» Exercise objective
What is the number of lines containing "time"? Give only that number.

..........

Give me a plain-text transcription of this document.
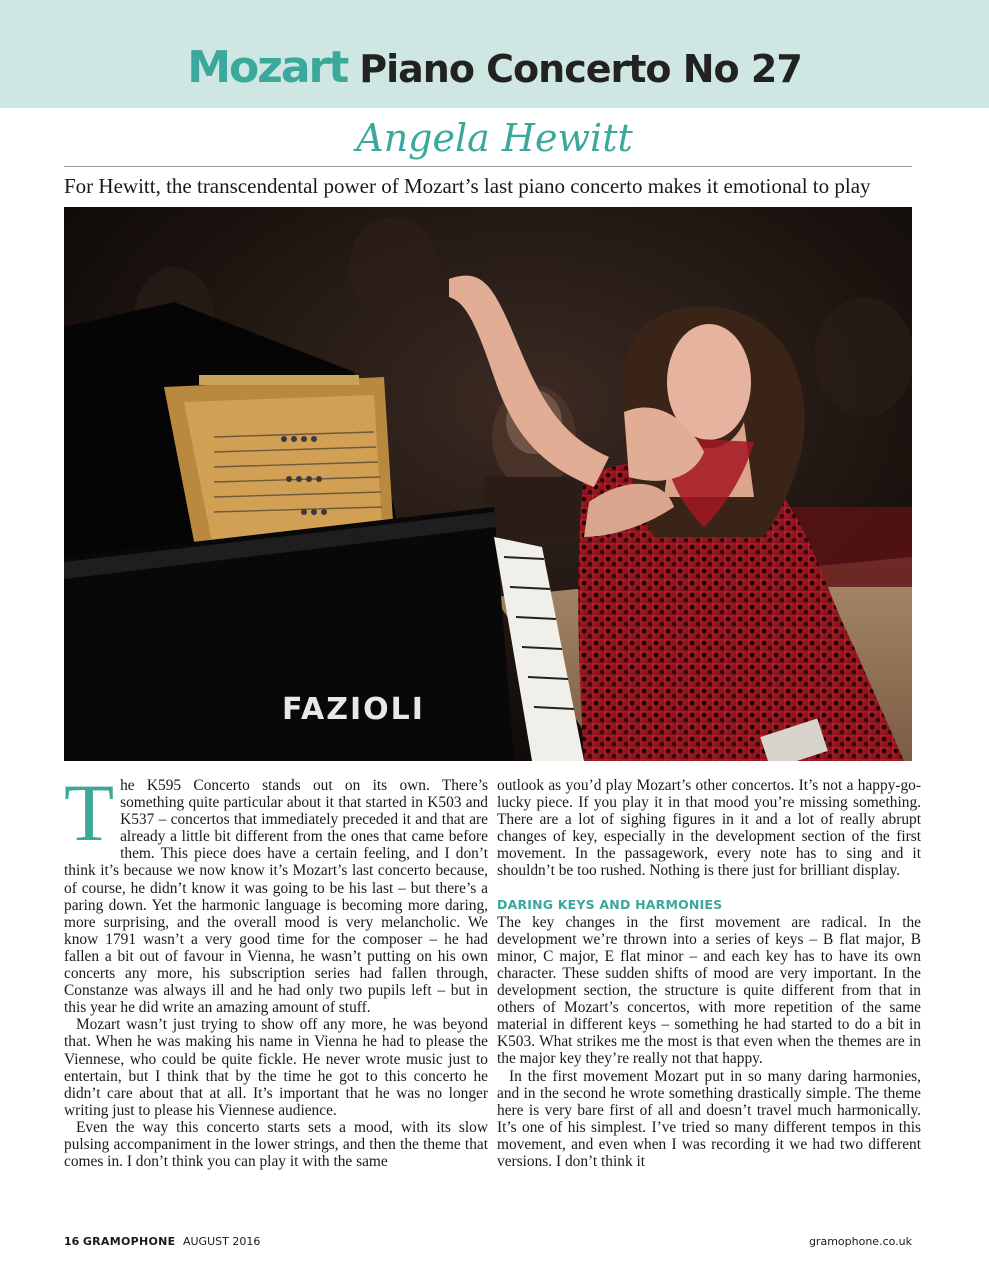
Mozart Piano Concerto No 27
Angela Hewitt
For Hewitt, the transcendental power of Mozart’s last piano concerto makes it emotional to play
FAZIOLI

The K595 Concerto stands out on its own. There’s something quite particular about it that started in K503 and K537 – concertos that immediately preceded it and that are already a little bit different from the ones that came before them. This piece does have a certain feeling, and I don’t think it’s because we now know it’s Mozart’s last concerto because, of course, he didn’t know it was going to be his last – but there’s a paring down. Yet the harmonic language is becoming more daring, more surprising, and the overall mood is very melancholic. We know 1791 wasn’t a very good time for the composer – he had fallen a bit out of favour in Vienna, he wasn’t putting on his own concerts any more, his subscription series had fallen through, Constanze was always ill and he had only two pupils left – but in this year he did write an amazing amount of stuff.

Mozart wasn’t just trying to show off any more, he was beyond that. When he was making his name in Vienna he had to please the Viennese, who could be quite fickle. He never wrote music just to entertain, but I think that by the time he got to this concerto he didn’t care about that at all. It’s important that he was no longer writing just to please his Viennese audience.

Even the way this concerto starts sets a mood, with its slow pulsing accompaniment in the lower strings, and then the theme that comes in. I don’t think you can play it with the same

outlook as you’d play Mozart’s other concertos. It’s not a happy-go-lucky piece. If you play it in that mood you’re missing something. There are a lot of sighing figures in it and a lot of really abrupt changes of key, especially in the development section of the first movement. In the passagework, every note has to sing and it shouldn’t be too rushed. Nothing is there just for brilliant display.

DARING KEYS AND HARMONIES

The key changes in the first movement are radical. In the development we’re thrown into a series of keys – B flat major, B minor, C major, E flat minor – and each key has to have its own character. These sudden shifts of mood are very important. In the development section, the structure is quite different from that in others of Mozart’s concertos, with more repetition of the same material in different keys – something he had started to do a bit in K503. What strikes me the most is that even when the themes are in the major key they’re really not that happy.

In the first movement Mozart put in so many daring harmonies, and in the second he wrote something drastically simple. The theme here is very bare first of all and doesn’t travel much harmonically. It’s one of his simplest. I’ve tried so many different tempos in this movement, and even when I was recording it we had two different versions. I don’t think it

16 GRAMOPHONE AUGUST 2016	gramophone.co.uk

..........

» Response
2